**WHAT IS NEEDED**
Select every line below containing the word "letter".

# DATASET ROWS start

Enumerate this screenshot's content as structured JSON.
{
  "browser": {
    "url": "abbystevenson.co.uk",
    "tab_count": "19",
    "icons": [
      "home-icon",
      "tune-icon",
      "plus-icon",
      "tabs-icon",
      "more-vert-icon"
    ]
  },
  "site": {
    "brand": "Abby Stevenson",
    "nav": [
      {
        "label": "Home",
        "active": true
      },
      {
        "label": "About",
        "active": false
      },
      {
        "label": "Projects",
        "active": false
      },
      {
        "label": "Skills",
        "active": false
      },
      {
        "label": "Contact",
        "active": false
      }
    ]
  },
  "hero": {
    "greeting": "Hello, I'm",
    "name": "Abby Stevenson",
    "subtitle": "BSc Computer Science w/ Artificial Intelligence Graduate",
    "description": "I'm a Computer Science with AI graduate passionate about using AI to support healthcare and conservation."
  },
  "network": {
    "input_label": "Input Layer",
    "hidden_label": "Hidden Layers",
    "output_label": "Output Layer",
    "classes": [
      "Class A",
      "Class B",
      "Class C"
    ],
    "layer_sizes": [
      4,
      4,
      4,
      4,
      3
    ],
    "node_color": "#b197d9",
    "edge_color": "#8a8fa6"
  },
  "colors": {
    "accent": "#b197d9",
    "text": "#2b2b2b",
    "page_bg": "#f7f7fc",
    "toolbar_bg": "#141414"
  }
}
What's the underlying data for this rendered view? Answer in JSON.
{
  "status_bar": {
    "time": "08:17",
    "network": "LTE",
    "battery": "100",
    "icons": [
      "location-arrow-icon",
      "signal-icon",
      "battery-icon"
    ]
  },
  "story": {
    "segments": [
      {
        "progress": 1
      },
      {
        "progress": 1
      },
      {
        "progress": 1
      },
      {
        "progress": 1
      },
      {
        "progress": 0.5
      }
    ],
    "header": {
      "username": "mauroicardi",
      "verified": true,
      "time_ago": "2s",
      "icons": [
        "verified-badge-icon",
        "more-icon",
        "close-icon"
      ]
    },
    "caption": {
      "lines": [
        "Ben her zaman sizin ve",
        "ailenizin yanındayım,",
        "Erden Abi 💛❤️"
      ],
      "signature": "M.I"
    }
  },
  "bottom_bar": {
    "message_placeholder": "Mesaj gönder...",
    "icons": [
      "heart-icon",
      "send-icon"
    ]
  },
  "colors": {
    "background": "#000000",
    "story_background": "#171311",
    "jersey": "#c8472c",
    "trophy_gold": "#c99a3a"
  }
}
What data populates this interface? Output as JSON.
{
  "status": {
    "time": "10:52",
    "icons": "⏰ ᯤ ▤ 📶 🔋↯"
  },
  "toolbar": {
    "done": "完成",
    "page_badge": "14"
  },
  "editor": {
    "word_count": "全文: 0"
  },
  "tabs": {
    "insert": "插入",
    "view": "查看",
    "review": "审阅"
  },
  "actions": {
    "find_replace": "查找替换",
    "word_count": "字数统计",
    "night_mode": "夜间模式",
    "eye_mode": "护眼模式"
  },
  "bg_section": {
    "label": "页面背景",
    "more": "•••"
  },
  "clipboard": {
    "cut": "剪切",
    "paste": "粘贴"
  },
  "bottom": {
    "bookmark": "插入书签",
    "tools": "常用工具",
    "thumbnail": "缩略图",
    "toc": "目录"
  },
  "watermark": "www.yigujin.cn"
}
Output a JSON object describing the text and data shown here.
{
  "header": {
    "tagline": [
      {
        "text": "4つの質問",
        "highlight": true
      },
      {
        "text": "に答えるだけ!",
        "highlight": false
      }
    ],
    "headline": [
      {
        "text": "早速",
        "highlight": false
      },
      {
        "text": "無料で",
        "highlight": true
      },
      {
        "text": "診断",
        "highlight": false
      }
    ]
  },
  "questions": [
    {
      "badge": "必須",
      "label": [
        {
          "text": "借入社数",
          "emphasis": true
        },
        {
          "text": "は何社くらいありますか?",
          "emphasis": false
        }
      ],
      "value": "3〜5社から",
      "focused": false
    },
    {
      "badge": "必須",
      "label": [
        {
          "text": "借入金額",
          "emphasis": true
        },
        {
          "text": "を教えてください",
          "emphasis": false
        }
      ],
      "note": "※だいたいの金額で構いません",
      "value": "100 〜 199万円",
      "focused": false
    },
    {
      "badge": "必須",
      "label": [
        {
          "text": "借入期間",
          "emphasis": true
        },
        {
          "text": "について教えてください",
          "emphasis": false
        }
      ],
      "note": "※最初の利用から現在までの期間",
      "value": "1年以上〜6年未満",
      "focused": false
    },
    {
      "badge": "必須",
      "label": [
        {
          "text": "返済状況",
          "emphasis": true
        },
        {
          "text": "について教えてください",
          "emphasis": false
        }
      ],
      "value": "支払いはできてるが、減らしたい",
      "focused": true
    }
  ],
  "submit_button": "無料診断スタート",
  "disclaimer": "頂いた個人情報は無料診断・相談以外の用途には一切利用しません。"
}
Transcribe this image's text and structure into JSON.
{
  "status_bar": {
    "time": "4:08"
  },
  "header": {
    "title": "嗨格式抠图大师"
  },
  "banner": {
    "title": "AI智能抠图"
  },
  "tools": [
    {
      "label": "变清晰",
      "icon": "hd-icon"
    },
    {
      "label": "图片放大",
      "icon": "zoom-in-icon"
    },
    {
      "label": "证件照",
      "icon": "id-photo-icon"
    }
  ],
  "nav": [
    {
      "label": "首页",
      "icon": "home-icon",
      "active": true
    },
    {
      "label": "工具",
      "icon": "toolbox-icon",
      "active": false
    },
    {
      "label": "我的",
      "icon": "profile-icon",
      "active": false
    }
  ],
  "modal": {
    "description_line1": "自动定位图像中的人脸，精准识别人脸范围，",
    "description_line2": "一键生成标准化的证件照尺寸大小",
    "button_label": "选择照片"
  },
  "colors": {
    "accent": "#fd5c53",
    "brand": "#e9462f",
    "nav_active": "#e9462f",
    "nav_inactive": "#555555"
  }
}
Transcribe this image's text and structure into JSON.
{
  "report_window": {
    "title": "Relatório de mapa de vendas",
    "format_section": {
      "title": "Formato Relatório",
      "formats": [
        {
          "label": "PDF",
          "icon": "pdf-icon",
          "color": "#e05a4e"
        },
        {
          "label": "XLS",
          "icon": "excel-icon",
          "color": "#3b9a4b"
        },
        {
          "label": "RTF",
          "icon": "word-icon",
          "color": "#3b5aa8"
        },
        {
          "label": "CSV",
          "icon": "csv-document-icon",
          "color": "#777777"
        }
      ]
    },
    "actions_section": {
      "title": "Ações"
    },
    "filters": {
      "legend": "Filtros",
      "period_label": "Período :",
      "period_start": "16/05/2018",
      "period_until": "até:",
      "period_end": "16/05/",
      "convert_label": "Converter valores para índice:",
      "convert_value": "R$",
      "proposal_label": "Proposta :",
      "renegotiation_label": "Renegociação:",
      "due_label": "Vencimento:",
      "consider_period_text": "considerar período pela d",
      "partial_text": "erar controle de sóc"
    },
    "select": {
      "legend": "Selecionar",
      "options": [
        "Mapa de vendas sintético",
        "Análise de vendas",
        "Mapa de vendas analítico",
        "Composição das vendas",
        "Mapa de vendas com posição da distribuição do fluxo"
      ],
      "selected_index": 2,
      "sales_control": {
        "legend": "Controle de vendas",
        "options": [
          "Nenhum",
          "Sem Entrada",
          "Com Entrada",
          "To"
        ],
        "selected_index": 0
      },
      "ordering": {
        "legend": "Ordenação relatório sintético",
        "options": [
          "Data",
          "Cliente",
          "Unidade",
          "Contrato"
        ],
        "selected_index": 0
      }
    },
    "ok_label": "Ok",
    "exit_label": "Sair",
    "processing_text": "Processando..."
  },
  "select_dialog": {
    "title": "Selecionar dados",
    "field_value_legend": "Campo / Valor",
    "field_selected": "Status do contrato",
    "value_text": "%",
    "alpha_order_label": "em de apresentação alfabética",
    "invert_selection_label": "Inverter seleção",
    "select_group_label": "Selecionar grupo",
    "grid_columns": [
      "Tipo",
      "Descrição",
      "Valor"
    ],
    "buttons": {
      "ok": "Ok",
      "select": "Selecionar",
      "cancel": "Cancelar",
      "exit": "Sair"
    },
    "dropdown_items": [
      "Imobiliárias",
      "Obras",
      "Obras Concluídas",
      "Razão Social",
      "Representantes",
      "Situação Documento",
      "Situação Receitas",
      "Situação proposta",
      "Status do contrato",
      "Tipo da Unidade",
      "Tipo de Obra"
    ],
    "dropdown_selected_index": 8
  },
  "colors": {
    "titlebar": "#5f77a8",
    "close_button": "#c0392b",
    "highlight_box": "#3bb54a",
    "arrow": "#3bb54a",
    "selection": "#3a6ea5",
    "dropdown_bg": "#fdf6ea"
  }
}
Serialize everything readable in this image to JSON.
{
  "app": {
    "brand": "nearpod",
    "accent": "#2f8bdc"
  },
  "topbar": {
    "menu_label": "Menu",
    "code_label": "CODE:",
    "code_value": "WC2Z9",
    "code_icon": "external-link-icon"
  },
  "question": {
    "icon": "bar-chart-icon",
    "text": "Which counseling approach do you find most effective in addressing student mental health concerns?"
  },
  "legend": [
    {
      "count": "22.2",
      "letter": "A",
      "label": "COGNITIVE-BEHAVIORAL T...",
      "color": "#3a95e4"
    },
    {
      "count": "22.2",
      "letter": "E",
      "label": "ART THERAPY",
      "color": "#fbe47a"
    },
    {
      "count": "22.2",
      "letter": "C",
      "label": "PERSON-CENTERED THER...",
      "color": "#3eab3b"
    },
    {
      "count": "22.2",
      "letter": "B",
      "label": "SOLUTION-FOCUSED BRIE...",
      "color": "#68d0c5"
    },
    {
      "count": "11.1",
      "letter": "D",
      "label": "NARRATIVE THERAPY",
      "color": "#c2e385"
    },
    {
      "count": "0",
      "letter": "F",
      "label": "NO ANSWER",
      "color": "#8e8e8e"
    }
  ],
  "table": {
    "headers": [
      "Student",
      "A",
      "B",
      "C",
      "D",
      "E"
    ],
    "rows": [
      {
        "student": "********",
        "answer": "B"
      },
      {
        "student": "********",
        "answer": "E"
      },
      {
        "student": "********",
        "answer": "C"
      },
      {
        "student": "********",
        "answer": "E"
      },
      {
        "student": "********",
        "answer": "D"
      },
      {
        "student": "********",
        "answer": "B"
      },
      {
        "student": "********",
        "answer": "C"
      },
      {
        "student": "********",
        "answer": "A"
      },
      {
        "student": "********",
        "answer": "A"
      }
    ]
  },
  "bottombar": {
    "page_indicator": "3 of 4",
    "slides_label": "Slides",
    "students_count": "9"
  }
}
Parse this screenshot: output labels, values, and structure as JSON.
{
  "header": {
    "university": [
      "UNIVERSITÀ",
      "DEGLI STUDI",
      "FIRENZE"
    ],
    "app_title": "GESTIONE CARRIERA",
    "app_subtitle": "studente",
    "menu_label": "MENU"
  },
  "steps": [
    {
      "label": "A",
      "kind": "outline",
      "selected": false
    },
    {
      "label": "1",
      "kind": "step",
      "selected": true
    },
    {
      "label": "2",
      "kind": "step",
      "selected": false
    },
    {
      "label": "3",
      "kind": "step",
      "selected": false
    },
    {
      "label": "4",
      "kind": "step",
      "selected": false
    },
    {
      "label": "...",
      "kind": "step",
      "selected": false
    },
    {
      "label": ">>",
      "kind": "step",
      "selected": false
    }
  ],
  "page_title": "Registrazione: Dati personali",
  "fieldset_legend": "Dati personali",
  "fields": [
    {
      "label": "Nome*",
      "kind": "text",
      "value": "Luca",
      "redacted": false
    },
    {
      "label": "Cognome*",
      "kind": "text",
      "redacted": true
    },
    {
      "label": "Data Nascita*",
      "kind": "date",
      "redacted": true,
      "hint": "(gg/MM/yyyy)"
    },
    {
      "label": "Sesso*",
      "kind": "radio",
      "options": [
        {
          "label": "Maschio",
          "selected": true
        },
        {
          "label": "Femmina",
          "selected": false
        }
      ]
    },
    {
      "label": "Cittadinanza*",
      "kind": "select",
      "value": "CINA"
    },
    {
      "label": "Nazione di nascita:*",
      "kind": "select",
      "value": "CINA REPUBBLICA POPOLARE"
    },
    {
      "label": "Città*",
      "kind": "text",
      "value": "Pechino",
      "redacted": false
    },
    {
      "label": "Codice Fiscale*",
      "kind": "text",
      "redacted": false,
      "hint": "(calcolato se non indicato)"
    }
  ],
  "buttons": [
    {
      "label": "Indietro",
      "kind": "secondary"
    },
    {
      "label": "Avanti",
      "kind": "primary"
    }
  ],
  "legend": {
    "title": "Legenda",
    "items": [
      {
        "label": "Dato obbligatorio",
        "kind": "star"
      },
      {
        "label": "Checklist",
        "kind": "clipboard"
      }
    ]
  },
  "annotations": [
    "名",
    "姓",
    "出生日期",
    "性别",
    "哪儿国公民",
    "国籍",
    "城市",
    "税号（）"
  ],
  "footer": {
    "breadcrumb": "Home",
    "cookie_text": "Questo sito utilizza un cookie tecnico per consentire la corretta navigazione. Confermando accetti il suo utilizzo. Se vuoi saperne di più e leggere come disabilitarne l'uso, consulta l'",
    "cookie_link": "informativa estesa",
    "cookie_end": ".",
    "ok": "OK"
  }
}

# DATASET ROWS end

**FINISHED TASK**
      "letter": "A",
      "letter": "E",
      "letter": "C",
      "letter": "B",
      "letter": "D",
      "letter": "F",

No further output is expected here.